Stated problem: Convert the lines from the line with "Detect and localize" up to and including the line with "first-role-label: Asignar por" into a numbered list, omitting any blank lines.

Given data:
START
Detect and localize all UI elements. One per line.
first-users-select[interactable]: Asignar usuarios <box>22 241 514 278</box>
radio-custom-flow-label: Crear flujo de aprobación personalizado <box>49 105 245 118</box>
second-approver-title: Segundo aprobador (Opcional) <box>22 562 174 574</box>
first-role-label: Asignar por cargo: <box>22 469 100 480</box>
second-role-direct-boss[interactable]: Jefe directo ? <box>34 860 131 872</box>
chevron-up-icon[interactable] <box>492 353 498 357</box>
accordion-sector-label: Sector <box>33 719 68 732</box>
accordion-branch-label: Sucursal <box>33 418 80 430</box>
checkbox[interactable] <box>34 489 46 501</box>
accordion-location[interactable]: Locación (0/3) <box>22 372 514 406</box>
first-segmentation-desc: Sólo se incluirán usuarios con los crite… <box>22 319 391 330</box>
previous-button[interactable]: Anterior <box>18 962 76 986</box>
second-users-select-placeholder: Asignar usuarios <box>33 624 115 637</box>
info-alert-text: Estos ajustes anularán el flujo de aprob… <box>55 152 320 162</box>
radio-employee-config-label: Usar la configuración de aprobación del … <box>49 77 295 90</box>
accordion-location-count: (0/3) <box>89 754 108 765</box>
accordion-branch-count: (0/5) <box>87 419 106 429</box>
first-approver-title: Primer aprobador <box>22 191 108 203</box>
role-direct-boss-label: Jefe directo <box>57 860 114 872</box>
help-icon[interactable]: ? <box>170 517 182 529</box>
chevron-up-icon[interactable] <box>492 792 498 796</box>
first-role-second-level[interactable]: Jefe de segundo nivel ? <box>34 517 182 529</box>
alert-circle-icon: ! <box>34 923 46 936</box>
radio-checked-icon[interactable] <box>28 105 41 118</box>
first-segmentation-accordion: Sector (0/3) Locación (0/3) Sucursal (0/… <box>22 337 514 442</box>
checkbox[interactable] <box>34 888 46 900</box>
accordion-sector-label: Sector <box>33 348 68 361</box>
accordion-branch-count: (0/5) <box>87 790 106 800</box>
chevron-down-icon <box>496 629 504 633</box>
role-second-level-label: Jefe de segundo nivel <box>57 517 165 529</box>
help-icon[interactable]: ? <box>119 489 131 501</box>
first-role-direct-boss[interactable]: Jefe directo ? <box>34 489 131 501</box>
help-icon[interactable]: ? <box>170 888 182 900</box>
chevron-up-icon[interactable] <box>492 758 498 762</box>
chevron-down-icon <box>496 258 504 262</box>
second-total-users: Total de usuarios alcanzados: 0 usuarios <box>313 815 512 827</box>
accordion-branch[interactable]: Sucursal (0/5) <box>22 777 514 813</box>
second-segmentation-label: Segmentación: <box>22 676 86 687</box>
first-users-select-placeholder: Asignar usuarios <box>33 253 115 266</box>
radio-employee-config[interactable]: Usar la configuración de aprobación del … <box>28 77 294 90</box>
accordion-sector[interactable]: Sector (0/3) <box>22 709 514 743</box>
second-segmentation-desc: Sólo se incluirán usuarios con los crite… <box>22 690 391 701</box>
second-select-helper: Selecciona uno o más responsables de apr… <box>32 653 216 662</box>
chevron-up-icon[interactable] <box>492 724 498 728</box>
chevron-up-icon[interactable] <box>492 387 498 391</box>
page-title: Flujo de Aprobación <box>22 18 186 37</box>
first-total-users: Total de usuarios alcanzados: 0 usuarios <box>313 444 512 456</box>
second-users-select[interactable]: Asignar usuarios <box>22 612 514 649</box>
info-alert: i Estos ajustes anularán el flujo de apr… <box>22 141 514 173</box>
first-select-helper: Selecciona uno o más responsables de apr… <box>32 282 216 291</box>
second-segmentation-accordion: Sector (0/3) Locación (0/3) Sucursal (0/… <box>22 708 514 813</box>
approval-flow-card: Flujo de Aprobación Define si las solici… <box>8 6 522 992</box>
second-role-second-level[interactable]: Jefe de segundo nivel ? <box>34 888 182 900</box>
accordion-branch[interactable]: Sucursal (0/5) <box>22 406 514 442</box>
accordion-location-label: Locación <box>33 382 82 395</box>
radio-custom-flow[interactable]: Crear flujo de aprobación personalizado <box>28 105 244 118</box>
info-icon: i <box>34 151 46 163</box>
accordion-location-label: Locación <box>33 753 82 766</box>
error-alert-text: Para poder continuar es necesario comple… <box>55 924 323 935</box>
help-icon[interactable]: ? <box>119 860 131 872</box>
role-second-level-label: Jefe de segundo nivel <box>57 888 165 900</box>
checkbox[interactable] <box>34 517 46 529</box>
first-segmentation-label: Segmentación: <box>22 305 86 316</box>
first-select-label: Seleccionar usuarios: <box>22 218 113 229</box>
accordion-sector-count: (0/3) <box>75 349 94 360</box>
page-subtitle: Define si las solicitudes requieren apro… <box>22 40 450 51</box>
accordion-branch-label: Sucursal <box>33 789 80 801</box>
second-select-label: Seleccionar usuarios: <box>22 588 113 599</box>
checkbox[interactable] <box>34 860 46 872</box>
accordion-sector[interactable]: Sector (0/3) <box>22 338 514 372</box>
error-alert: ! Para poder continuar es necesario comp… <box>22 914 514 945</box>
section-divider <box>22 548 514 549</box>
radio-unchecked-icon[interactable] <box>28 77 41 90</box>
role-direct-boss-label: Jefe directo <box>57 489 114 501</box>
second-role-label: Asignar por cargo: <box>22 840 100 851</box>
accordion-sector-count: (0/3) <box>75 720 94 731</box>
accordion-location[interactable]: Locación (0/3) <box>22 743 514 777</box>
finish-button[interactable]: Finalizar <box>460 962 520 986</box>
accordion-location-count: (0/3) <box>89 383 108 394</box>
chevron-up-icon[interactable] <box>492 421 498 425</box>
END
START
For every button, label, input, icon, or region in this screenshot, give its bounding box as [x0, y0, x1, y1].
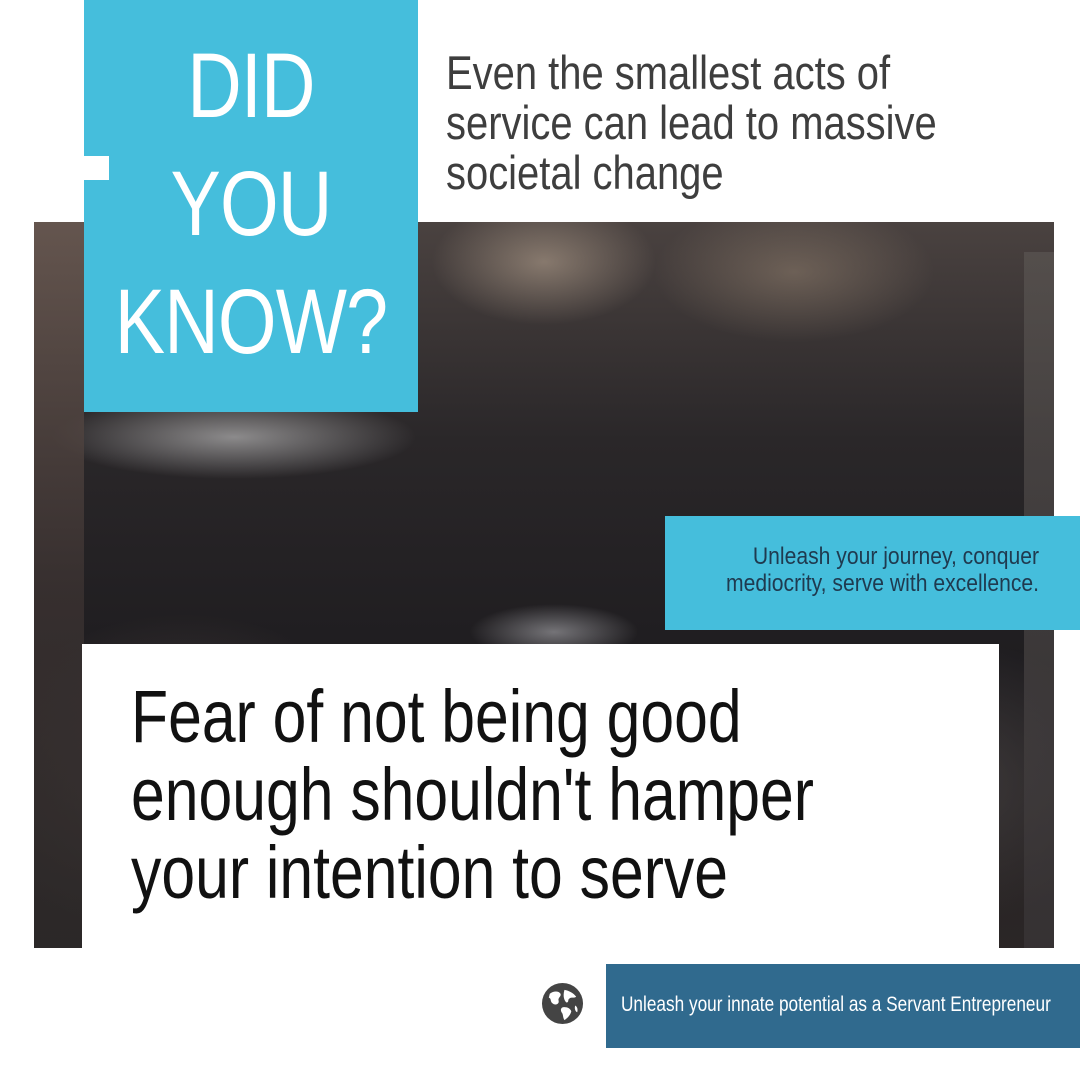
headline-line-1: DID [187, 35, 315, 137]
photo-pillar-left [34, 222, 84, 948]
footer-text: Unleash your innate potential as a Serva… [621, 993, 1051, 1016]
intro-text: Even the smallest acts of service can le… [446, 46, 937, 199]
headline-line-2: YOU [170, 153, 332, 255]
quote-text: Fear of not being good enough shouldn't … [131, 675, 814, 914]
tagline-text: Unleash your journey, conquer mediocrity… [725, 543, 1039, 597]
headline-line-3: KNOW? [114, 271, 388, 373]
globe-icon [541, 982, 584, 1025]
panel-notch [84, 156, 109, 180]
END
START
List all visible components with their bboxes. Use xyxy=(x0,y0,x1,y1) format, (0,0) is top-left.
END
Result for this exercise:
1. Detect and localize all UI elements. One per line.
2. first-users-select[interactable]: Asignar usuarios <box>22 241 514 278</box>
3. radio-custom-flow-label: Crear flujo de aprobación personalizado <box>49 105 245 118</box>
4. second-approver-title: Segundo aprobador (Opcional) <box>22 562 174 574</box>
5. first-role-label: Asignar por cargo: <box>22 469 100 480</box>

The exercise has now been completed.